## Directions for this task
Quote verbatim the entries from the beginning through the line containing "content-section: Like anything", including both ends.

## Provided information
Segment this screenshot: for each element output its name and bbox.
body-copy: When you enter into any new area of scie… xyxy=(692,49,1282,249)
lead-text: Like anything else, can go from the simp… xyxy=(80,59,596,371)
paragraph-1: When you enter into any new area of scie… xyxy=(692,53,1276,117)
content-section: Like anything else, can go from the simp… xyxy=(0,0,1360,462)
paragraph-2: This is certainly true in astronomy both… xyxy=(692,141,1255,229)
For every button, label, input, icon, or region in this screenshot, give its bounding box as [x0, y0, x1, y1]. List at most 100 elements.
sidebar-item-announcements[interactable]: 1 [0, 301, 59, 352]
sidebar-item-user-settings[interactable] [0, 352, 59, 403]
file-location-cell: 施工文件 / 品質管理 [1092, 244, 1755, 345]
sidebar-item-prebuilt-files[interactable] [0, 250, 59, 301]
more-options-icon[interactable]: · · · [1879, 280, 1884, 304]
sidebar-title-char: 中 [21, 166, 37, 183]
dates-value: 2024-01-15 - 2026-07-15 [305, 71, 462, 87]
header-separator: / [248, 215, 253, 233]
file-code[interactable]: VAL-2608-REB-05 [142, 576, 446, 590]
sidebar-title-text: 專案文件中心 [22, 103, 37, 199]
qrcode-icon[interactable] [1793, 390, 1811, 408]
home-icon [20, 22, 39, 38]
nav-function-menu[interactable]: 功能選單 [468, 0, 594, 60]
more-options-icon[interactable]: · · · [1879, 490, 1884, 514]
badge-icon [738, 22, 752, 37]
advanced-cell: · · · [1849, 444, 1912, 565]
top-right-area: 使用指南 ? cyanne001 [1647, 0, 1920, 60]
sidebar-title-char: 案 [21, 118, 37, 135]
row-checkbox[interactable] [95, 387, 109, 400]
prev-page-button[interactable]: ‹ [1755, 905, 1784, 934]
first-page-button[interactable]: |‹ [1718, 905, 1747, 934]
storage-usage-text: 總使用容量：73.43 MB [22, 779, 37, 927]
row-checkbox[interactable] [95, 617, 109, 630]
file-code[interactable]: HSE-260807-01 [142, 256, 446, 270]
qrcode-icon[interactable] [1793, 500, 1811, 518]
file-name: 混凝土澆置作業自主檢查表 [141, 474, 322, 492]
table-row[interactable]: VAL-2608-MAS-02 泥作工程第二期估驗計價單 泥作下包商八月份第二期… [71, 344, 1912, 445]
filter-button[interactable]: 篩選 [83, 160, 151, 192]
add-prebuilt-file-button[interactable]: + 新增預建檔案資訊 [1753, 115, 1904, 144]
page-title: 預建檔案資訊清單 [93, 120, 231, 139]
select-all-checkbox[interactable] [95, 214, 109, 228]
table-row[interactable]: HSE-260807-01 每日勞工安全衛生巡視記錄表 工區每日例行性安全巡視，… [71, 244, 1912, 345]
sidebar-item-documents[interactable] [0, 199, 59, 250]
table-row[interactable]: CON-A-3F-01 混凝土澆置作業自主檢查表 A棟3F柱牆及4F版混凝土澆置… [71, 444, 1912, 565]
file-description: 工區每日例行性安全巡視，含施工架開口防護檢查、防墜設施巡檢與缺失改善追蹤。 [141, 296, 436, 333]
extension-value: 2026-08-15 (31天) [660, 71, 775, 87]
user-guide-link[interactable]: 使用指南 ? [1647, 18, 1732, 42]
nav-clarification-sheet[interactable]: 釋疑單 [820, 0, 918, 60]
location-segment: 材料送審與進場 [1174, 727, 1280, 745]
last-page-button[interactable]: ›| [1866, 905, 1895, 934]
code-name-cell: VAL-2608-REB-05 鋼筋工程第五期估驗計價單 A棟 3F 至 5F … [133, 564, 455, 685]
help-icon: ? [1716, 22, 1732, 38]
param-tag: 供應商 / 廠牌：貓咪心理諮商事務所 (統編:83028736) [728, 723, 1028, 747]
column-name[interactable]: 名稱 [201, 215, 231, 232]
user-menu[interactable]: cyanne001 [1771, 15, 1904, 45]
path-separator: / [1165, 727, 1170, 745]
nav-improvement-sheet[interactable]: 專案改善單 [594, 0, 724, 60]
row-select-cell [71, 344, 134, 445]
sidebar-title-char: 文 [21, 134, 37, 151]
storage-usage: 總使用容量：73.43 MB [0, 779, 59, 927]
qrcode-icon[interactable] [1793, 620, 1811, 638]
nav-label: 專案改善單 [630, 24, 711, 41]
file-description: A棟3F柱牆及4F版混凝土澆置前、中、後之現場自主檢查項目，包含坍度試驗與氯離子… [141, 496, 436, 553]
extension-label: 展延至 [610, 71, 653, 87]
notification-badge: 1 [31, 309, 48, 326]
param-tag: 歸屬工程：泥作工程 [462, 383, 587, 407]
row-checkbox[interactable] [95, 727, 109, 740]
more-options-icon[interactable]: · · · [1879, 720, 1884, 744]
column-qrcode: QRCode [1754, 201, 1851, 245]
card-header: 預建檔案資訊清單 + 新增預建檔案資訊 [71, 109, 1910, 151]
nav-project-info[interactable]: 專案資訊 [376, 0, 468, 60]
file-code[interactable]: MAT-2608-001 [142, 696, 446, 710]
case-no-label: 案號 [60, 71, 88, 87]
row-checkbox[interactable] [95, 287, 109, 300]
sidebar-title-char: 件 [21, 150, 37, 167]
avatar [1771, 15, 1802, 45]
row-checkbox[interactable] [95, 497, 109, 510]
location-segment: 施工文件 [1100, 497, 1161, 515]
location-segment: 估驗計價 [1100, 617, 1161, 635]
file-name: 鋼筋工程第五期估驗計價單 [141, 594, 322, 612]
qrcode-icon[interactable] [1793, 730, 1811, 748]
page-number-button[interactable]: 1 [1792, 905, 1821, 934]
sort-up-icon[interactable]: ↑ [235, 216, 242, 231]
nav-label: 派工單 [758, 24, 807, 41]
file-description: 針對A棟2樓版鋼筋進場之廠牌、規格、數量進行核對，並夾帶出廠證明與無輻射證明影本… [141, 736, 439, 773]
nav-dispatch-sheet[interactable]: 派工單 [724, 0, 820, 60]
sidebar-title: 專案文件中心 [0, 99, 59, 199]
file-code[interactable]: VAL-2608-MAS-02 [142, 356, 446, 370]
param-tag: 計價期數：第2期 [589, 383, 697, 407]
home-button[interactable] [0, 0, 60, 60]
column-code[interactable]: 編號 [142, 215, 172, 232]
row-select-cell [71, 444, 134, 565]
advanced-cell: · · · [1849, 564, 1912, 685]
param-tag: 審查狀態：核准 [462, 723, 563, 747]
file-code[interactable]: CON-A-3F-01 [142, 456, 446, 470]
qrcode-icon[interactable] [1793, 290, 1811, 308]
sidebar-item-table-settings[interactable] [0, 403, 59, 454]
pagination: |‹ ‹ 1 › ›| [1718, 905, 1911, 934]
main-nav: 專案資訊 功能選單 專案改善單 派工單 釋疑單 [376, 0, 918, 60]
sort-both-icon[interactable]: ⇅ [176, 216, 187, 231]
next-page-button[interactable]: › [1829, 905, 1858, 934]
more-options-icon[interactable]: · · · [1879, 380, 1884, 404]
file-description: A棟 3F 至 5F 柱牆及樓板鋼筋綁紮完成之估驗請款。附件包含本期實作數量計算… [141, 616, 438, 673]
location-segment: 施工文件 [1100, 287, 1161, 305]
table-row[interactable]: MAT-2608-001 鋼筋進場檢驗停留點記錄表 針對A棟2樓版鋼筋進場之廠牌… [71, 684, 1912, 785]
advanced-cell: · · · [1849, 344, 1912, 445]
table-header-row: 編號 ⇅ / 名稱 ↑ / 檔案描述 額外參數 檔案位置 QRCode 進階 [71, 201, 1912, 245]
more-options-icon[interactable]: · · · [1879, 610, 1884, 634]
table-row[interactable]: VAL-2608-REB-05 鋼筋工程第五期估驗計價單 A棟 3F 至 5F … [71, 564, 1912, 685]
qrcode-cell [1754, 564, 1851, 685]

## The result
Segment this screenshot: for each element output its name and bbox.
body-copy: When you enter into any new area of scie… xyxy=(692,49,1282,249)
lead-text: Like anything else, can go from the simp… xyxy=(80,59,596,371)
paragraph-1: When you enter into any new area of scie… xyxy=(692,53,1276,117)
content-section: Like anything else, can go from the simp… xyxy=(0,0,1360,462)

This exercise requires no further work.